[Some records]
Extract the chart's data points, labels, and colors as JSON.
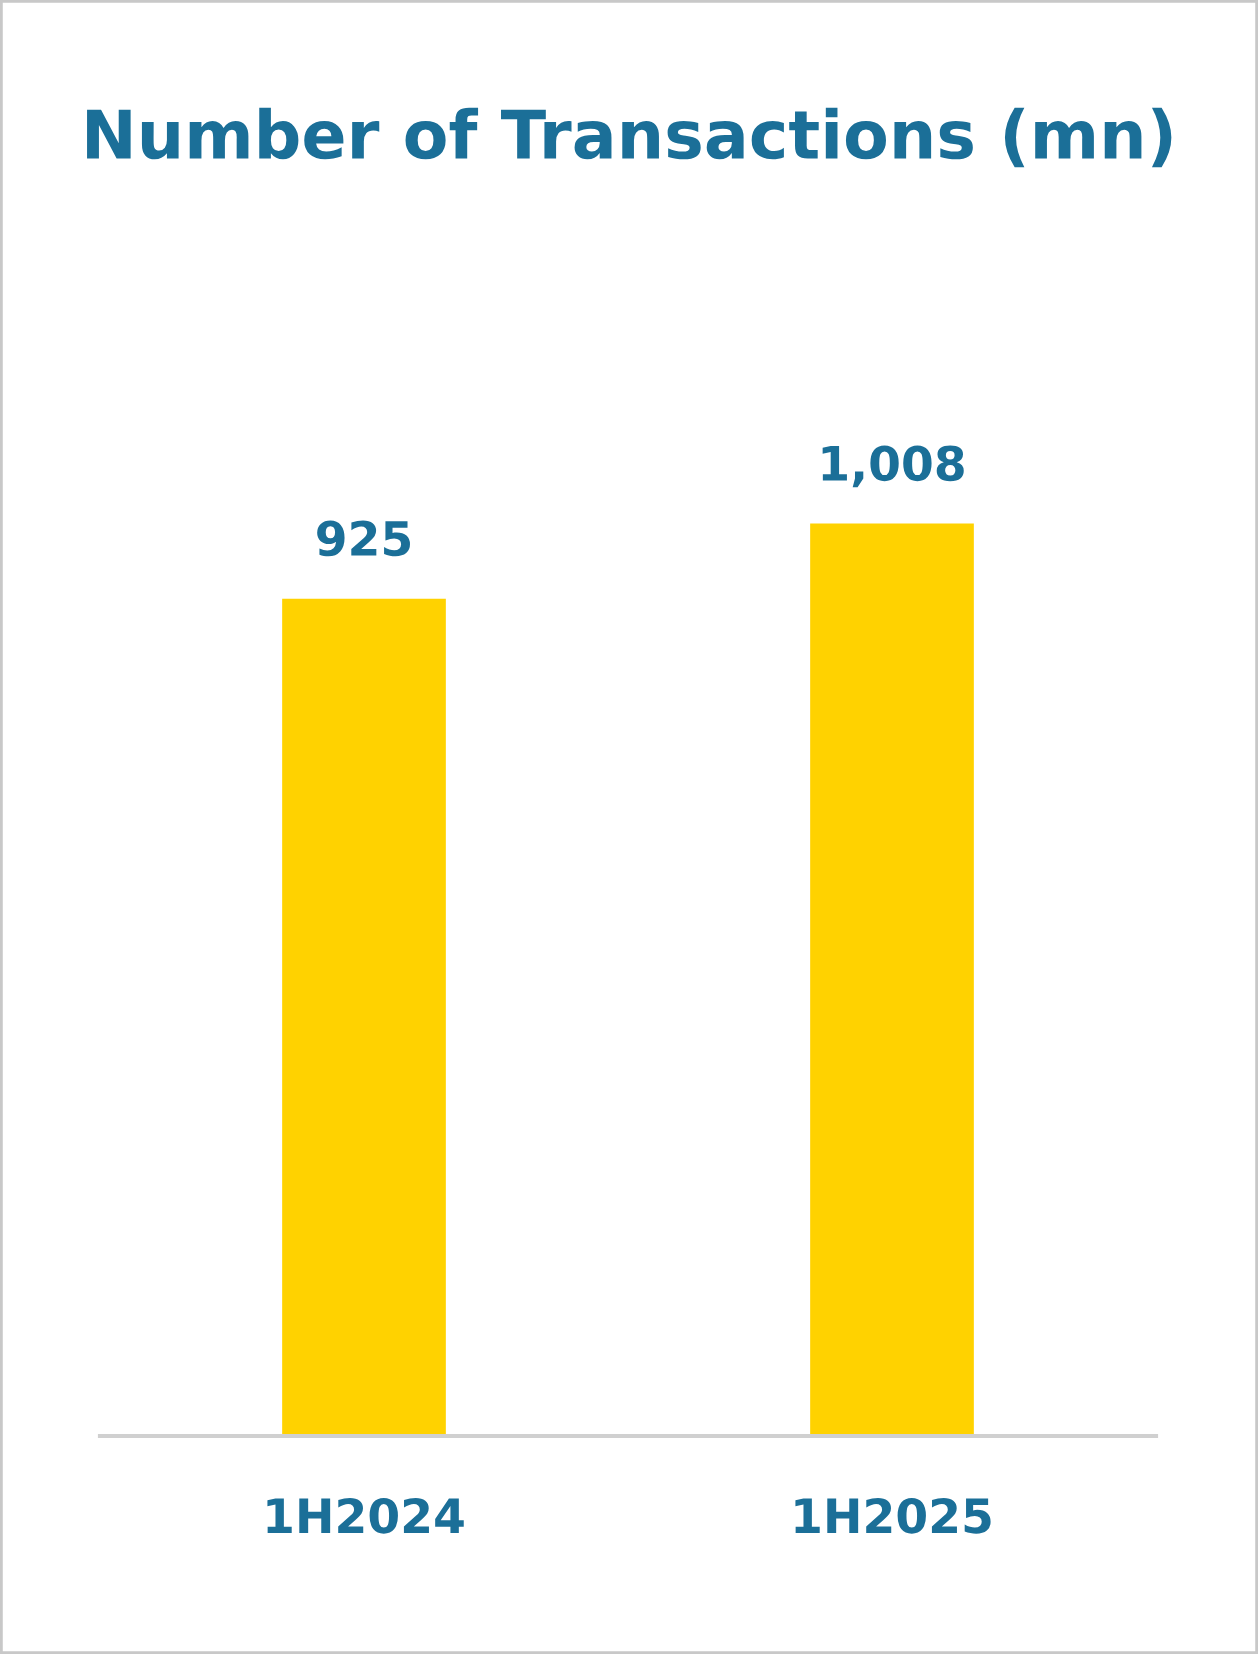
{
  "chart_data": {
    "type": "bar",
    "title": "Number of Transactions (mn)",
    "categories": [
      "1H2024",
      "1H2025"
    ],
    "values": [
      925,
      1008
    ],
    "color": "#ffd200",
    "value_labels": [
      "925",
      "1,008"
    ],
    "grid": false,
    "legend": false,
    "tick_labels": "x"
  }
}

▸ **Written task**
Without the pictures, return the entries exactly as they appear.

▸ **Task response**
Extract the chart's data points, labels, and colors as JSON.
{
  "chart_data": {
    "type": "bar",
    "title": "Number of Transactions (mn)",
    "categories": [
      "1H2024",
      "1H2025"
    ],
    "values": [
      925,
      1008
    ],
    "color": "#ffd200",
    "value_labels": [
      "925",
      "1,008"
    ],
    "grid": false,
    "legend": false,
    "tick_labels": "x"
  }
}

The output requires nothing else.